WORK TO COMPLETE = Tally the lines in the listing below that contain "logo" and report the tally alone.

A run of records
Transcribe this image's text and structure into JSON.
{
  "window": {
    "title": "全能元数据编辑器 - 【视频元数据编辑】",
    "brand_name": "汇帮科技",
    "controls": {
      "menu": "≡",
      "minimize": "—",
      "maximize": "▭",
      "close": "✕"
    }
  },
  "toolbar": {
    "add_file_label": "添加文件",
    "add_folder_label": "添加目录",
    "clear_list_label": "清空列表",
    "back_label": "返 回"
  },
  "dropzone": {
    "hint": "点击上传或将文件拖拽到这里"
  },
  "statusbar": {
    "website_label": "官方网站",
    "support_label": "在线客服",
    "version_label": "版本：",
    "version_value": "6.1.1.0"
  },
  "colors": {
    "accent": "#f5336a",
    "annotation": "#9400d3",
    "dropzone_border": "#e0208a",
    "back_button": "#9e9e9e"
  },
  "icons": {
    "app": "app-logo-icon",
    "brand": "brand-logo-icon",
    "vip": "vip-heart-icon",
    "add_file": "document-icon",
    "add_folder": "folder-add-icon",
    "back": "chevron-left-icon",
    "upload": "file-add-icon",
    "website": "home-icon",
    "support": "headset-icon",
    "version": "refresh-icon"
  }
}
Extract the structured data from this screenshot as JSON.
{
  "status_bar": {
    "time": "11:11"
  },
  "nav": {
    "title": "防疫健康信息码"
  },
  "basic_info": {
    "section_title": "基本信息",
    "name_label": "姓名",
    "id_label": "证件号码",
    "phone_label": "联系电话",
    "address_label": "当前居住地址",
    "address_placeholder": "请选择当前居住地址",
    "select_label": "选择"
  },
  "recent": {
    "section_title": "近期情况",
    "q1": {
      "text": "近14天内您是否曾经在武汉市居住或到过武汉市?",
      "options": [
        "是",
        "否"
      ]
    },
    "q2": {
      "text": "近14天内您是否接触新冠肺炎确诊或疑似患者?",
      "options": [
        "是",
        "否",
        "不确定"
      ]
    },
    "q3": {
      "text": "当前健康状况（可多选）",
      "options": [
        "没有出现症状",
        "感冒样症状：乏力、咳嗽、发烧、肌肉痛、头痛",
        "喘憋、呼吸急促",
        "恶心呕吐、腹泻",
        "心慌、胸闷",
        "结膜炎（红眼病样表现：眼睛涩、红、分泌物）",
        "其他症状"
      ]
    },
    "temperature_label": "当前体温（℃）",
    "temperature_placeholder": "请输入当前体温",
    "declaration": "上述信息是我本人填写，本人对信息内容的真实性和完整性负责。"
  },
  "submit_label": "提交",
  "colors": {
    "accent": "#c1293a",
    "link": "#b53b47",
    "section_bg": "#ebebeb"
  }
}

ANSWER FOR THIS EXERCISE = 2